◆ **Input rows**
┄┄┄┄┄┄┄┄┄┄

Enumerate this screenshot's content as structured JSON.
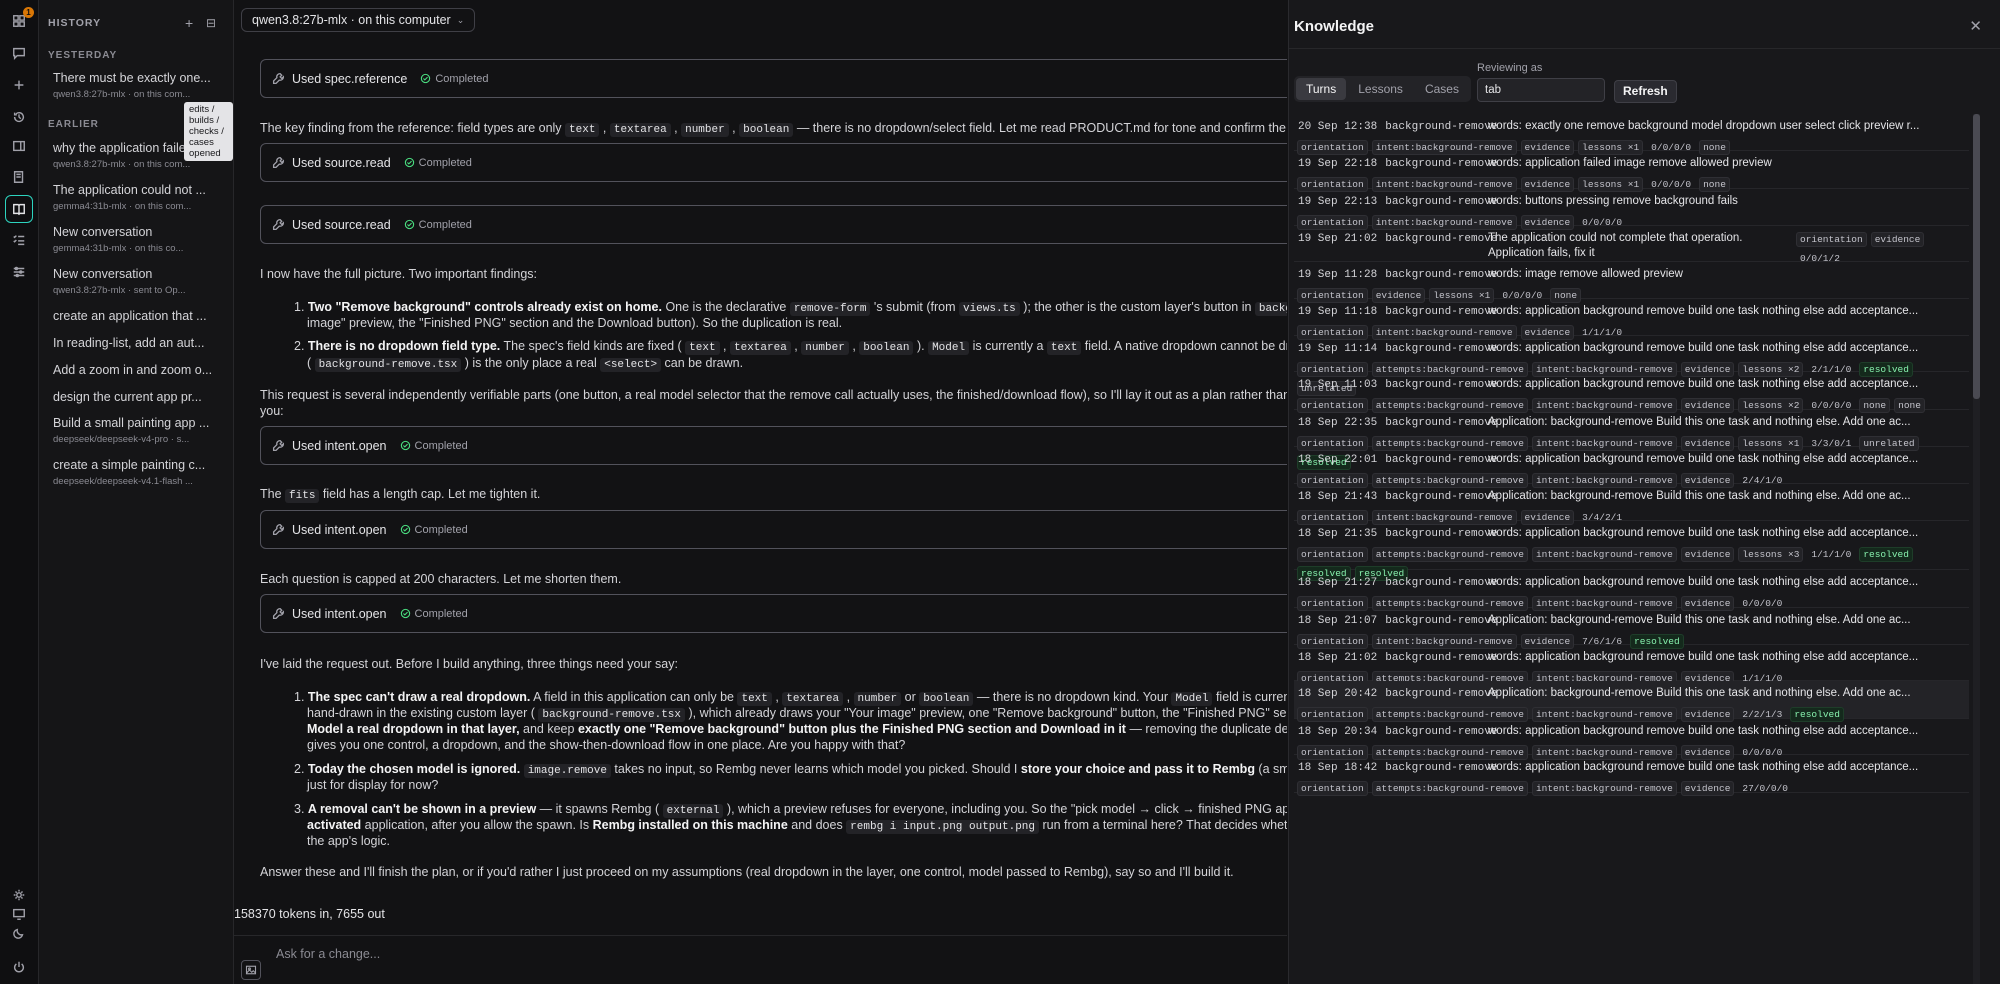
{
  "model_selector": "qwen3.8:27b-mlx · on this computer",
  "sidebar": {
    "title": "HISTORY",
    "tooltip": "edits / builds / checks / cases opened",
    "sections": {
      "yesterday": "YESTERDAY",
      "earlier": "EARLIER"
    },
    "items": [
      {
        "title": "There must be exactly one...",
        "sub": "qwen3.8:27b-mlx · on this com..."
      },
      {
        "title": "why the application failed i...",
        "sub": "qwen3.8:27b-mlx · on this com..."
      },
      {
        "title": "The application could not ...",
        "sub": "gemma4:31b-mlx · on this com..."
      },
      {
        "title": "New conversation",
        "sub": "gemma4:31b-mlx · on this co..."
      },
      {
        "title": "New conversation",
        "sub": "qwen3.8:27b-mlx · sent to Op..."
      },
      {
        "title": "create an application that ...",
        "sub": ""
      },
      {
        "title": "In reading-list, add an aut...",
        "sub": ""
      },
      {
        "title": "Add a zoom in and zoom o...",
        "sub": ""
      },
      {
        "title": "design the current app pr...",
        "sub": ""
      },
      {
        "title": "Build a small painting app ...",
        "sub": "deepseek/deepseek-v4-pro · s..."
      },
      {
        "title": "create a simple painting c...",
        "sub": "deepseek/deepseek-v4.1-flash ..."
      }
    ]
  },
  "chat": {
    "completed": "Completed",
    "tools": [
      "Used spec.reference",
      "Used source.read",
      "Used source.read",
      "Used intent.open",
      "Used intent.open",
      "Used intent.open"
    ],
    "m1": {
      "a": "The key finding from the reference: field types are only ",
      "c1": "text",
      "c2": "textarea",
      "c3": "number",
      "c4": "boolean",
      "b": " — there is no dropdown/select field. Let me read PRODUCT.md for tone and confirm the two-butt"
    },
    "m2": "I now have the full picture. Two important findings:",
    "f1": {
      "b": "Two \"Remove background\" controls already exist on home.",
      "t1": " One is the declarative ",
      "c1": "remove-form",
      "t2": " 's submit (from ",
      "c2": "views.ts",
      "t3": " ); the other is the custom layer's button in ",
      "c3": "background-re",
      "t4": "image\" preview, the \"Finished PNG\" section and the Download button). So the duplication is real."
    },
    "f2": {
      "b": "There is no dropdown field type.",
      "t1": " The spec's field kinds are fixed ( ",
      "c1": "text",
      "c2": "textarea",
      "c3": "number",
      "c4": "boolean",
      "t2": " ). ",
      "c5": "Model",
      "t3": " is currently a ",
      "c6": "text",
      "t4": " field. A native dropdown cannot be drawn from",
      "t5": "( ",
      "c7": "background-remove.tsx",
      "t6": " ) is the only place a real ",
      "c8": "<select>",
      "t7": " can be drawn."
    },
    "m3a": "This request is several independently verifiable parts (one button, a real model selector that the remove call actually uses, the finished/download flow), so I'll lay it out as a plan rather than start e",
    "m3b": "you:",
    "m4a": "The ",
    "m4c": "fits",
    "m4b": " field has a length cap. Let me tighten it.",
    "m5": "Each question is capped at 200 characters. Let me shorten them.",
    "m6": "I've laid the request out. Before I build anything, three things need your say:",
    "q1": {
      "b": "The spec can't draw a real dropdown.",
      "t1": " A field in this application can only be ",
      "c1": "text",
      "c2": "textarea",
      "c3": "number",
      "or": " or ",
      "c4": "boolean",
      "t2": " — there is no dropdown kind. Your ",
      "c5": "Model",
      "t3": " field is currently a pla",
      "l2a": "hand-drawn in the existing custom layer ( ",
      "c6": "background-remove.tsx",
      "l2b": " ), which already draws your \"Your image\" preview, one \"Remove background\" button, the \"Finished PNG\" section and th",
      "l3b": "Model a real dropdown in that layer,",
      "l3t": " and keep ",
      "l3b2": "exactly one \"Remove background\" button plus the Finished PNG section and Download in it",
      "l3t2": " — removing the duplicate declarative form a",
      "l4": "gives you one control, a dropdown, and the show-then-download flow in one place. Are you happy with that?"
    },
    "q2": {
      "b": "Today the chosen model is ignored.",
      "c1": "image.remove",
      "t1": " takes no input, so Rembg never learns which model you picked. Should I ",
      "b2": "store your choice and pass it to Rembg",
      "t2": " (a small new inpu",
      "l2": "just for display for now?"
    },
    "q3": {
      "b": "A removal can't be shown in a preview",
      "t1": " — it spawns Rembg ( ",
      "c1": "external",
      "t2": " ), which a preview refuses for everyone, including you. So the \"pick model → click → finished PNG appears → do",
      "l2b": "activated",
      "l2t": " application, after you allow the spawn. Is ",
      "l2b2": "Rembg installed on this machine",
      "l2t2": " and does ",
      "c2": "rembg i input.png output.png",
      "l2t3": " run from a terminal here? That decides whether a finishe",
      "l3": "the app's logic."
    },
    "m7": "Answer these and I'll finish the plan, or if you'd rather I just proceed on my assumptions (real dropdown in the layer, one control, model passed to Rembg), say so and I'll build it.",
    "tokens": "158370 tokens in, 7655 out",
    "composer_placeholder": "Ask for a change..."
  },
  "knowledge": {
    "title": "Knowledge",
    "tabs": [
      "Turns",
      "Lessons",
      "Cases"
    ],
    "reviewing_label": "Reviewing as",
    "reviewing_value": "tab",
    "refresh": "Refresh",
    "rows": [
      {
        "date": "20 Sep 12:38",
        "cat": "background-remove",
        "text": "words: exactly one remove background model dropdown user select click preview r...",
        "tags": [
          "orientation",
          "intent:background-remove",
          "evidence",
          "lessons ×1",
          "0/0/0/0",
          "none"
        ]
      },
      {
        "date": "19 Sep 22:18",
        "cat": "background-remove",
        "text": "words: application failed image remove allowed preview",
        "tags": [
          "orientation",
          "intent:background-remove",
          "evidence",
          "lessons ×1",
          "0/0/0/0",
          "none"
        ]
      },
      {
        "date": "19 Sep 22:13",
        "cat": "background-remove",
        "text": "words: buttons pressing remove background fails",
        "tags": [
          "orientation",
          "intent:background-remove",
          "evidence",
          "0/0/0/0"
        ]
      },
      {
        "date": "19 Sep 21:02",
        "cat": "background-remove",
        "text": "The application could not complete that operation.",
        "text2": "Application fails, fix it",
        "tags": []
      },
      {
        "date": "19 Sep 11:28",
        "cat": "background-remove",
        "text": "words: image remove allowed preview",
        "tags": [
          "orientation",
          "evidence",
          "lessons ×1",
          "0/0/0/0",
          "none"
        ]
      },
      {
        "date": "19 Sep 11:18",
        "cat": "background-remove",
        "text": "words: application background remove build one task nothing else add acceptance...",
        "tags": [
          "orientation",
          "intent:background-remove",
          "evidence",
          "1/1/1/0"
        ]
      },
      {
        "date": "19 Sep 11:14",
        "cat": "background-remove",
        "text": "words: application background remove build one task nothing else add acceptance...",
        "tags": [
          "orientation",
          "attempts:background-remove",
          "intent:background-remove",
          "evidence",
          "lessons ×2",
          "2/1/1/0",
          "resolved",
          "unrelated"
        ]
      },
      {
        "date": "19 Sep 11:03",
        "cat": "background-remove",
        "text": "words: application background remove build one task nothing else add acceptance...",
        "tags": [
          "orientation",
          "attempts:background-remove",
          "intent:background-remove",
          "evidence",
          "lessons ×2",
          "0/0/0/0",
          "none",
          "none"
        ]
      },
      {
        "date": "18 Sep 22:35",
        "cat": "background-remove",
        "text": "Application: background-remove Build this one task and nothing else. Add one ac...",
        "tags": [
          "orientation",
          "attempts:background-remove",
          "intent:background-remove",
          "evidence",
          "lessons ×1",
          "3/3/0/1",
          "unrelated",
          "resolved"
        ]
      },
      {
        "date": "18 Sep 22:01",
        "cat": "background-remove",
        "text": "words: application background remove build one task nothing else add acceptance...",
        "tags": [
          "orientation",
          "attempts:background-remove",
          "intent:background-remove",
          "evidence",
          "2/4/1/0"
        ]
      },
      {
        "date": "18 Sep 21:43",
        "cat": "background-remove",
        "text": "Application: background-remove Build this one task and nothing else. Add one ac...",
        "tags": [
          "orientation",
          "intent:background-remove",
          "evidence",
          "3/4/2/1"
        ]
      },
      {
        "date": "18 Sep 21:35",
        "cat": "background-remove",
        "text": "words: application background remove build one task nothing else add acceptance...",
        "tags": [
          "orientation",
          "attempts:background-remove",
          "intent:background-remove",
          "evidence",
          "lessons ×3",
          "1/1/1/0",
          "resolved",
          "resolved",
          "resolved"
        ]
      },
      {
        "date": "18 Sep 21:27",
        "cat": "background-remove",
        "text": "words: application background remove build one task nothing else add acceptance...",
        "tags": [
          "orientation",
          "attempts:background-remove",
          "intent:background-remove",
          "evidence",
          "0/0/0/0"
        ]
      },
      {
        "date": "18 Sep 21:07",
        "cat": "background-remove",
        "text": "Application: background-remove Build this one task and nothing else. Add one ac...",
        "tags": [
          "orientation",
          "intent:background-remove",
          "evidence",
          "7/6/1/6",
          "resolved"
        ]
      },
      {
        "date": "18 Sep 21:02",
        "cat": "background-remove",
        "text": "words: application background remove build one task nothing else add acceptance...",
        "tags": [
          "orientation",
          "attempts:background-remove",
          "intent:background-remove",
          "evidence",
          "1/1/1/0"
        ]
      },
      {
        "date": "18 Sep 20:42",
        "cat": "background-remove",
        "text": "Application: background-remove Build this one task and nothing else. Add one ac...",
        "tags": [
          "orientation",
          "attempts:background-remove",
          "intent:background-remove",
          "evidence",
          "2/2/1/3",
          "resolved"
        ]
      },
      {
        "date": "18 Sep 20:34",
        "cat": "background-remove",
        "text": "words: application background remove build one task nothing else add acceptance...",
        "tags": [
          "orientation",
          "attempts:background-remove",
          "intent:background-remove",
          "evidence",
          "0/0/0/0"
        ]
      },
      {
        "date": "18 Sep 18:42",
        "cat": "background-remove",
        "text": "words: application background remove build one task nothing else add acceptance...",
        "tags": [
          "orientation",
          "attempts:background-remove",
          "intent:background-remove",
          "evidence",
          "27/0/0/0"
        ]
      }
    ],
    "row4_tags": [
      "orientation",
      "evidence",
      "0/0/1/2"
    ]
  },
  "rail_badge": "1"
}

┄┄┄┄┄┄┄┄┄┄

◆ **Aim**
Count the lines in the entries above that include the string "painting", then give only that figure.

◆ **Solution to the problem**
2